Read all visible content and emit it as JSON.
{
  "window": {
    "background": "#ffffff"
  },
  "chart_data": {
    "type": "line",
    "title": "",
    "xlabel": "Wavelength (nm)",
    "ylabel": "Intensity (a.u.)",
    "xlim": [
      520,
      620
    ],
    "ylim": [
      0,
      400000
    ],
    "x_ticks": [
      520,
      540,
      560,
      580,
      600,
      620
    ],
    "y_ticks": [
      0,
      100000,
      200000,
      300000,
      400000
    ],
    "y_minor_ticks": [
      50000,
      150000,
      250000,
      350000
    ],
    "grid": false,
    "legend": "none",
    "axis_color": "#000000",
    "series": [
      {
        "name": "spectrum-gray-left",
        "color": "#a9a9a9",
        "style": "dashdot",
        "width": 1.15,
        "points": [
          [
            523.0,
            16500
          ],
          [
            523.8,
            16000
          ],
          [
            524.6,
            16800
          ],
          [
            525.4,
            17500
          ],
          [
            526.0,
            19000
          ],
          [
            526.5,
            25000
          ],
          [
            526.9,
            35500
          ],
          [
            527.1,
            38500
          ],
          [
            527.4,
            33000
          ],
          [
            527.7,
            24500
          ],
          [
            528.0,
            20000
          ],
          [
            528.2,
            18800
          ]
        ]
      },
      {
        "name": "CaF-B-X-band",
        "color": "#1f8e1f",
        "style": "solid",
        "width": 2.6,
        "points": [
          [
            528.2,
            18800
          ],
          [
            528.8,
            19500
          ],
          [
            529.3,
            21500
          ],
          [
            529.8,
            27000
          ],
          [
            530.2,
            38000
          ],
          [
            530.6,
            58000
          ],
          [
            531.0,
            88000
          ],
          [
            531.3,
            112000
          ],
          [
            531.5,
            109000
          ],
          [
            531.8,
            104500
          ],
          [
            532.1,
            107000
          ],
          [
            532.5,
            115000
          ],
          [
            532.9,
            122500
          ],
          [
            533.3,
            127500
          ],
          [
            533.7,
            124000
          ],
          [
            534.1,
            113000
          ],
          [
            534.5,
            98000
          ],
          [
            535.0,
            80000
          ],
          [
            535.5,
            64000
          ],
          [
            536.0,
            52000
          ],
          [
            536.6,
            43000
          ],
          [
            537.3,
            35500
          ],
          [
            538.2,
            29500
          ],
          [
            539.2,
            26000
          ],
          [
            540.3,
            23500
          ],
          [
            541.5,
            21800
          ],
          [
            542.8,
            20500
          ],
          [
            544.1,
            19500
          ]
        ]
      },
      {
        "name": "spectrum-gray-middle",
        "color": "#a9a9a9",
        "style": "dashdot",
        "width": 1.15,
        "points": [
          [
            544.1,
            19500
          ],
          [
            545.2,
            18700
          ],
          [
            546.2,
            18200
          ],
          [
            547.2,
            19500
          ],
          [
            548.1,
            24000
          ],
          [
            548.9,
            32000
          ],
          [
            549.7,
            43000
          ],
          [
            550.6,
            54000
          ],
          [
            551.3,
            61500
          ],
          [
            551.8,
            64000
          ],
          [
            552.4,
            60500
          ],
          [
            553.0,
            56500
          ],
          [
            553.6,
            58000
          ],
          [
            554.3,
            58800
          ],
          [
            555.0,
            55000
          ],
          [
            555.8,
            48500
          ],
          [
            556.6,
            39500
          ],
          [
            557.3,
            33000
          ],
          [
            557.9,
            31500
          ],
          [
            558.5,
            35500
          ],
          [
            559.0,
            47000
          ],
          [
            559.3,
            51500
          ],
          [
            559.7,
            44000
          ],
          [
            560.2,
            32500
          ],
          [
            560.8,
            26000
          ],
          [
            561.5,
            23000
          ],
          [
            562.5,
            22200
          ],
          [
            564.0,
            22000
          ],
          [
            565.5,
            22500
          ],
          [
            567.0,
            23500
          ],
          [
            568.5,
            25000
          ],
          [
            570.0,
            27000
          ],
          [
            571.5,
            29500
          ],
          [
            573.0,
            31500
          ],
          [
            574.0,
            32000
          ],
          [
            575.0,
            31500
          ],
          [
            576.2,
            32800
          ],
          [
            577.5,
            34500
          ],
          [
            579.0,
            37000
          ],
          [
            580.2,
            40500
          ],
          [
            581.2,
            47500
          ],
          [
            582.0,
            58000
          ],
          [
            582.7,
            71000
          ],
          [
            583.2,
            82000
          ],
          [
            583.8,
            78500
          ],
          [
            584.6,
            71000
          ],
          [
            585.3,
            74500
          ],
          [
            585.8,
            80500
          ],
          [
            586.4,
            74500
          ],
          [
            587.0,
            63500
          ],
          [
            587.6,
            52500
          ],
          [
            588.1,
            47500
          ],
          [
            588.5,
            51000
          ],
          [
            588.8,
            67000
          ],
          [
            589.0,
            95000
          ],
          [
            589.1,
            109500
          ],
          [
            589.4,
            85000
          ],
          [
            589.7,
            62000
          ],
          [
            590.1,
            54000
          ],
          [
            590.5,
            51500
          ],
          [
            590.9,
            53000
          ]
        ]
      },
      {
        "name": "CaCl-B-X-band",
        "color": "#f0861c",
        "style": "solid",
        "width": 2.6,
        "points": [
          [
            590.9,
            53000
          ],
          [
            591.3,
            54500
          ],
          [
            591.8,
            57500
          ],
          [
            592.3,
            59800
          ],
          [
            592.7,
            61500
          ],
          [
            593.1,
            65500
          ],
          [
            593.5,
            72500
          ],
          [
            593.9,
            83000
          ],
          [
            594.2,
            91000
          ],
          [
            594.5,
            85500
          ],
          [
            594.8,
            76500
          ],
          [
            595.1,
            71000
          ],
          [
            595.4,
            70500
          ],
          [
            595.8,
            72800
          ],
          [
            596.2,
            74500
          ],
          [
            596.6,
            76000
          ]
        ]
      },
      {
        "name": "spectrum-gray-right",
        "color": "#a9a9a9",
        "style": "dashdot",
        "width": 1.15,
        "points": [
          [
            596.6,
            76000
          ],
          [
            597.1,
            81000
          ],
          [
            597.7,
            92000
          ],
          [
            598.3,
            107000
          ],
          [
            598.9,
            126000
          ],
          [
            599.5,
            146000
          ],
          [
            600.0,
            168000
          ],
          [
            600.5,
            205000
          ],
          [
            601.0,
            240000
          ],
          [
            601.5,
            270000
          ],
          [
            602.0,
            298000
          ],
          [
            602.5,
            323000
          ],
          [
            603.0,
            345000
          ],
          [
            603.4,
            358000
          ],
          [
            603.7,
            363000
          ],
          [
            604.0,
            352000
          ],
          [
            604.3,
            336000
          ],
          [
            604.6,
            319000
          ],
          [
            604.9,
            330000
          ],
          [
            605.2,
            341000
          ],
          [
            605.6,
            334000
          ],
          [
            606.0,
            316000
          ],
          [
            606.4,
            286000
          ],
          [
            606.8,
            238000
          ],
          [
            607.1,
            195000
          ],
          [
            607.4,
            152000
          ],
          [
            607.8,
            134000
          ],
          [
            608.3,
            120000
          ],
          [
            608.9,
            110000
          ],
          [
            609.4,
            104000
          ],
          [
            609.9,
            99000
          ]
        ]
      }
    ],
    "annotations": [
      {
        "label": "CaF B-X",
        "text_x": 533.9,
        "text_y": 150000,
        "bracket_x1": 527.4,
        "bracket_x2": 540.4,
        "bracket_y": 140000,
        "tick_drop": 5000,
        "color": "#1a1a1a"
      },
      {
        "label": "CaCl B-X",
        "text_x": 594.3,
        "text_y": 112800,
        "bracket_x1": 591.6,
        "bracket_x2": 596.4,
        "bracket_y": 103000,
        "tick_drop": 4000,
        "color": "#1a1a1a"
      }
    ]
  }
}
^^^^
- [EXERCISE AIM] Search the listing for the word "spectrum" and return each line that holds it.

- [PROBLEM SOLUTION]
        "name": "spectrum-gray-left",
        "name": "spectrum-gray-middle",
        "name": "spectrum-gray-right",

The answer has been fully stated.